Request
Can you rewrite everything from the start of the records down to and including the line that contains "2399, 795, 2528]", putting "coupon-icon" in place of "discount-icon" and keeping all else unchanged? Give only those lines.

Records for this task
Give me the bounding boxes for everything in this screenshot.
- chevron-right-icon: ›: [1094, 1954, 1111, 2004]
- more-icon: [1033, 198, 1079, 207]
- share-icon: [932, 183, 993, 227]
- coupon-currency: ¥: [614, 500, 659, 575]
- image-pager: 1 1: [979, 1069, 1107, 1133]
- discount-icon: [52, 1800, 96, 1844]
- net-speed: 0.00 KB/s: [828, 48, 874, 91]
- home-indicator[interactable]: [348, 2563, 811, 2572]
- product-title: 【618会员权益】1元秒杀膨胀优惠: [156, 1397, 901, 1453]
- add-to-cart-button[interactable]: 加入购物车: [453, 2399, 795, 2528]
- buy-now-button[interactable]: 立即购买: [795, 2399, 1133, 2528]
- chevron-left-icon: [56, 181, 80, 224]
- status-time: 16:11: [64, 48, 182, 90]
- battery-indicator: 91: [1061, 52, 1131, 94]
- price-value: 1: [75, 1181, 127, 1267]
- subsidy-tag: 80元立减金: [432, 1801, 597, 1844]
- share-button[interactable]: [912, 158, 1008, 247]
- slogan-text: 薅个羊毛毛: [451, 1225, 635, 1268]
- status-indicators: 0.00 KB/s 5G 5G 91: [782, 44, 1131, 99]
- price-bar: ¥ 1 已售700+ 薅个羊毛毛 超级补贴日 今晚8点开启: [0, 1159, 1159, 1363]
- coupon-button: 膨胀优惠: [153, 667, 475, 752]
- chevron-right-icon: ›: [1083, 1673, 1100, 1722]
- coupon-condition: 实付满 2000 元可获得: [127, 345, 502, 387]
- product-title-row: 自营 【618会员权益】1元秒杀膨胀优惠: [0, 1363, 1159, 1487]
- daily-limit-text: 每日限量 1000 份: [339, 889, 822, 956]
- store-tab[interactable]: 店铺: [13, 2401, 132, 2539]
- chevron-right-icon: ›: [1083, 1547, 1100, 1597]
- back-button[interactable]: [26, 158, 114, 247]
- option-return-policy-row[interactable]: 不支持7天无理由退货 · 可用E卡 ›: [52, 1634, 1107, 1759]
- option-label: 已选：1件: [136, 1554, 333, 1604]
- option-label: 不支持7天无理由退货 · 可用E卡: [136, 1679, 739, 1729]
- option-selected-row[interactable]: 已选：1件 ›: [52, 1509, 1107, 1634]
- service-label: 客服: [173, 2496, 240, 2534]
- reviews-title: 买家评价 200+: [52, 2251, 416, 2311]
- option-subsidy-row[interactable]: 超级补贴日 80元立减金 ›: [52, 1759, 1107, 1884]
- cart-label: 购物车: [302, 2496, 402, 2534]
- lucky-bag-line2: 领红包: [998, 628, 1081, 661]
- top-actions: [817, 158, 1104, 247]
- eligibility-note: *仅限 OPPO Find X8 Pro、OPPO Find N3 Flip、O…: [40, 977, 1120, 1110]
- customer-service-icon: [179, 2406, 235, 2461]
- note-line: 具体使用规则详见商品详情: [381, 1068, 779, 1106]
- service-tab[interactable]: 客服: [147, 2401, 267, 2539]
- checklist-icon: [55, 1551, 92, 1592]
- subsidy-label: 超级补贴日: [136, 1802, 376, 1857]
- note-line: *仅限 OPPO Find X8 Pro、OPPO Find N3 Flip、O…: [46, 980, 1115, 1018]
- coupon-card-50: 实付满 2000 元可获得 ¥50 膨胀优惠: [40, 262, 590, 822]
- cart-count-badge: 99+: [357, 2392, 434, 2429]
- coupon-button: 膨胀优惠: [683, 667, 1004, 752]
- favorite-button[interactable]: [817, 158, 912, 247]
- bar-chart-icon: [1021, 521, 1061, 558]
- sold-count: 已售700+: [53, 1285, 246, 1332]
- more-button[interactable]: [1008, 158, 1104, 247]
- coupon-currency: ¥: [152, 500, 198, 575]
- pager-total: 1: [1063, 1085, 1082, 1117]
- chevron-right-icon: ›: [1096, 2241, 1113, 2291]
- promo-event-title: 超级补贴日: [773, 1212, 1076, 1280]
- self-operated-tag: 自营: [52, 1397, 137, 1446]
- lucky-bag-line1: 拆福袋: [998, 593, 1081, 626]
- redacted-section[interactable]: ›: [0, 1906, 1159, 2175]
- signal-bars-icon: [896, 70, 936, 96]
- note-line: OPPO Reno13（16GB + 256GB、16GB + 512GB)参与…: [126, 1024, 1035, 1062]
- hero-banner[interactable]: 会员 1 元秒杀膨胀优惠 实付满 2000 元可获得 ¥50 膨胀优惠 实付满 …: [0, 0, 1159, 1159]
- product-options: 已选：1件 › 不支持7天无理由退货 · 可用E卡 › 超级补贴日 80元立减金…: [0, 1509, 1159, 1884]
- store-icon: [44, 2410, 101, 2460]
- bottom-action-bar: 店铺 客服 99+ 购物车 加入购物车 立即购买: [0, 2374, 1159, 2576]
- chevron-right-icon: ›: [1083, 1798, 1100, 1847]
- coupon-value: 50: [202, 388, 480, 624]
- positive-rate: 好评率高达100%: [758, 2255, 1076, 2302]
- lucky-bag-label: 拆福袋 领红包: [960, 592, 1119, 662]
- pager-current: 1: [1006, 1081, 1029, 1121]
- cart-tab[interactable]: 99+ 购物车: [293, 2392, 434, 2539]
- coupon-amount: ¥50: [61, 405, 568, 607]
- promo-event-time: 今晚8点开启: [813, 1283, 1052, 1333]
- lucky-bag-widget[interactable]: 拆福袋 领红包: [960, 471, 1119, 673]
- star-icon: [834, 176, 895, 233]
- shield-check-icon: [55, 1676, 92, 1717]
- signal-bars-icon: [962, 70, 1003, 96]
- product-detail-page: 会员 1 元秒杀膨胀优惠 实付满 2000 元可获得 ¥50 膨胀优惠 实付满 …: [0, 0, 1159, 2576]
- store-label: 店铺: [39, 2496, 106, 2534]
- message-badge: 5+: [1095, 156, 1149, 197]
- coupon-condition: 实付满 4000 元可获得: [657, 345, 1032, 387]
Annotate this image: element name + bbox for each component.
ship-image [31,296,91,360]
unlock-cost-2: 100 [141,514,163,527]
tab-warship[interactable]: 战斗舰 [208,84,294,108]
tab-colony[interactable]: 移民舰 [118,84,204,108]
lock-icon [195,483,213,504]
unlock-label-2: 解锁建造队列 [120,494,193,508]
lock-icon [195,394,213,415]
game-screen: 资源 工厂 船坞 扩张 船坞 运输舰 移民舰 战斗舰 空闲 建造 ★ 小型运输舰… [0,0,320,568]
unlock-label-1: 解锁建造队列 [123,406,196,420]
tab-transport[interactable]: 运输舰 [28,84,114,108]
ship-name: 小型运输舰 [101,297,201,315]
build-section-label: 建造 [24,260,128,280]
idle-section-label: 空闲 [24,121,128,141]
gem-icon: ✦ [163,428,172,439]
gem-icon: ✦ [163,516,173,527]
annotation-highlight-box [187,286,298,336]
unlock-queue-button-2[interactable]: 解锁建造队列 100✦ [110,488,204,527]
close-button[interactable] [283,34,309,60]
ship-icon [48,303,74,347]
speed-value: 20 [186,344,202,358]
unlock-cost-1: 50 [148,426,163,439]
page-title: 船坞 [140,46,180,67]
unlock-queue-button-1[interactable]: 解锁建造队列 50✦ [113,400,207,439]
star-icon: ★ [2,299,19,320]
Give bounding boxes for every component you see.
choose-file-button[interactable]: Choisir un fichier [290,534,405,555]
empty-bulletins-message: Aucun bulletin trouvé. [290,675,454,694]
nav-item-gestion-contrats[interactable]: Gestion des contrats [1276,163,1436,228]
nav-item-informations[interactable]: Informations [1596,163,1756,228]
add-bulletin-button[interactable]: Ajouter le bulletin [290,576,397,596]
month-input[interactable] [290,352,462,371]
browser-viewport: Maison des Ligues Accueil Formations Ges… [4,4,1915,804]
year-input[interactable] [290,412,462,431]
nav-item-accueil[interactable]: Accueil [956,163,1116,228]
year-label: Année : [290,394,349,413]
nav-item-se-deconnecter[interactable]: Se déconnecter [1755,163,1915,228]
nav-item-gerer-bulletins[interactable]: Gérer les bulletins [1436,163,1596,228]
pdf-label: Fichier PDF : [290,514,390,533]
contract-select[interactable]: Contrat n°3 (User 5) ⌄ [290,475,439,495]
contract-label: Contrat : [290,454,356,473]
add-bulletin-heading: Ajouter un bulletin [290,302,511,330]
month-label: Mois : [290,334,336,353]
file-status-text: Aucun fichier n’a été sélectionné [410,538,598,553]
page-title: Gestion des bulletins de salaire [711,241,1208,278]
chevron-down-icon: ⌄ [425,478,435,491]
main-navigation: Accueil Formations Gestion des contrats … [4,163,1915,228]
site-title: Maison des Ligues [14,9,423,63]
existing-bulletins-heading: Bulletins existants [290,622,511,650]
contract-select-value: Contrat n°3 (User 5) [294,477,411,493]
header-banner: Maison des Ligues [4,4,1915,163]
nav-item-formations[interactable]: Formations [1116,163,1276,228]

Solution to this problem
Give me the bounding boxes for everything in this screenshot.
- chevron-right-icon: ›: [1094, 1954, 1111, 2004]
- more-icon: [1033, 198, 1079, 207]
- share-icon: [932, 183, 993, 227]
- coupon-currency: ¥: [614, 500, 659, 575]
- image-pager: 1 1: [979, 1069, 1107, 1133]
- coupon-icon: [52, 1800, 96, 1844]
- net-speed: 0.00 KB/s: [828, 48, 874, 91]
- home-indicator[interactable]: [348, 2563, 811, 2572]
- product-title: 【618会员权益】1元秒杀膨胀优惠: [156, 1397, 901, 1453]
- add-to-cart-button[interactable]: 加入购物车: [453, 2399, 795, 2528]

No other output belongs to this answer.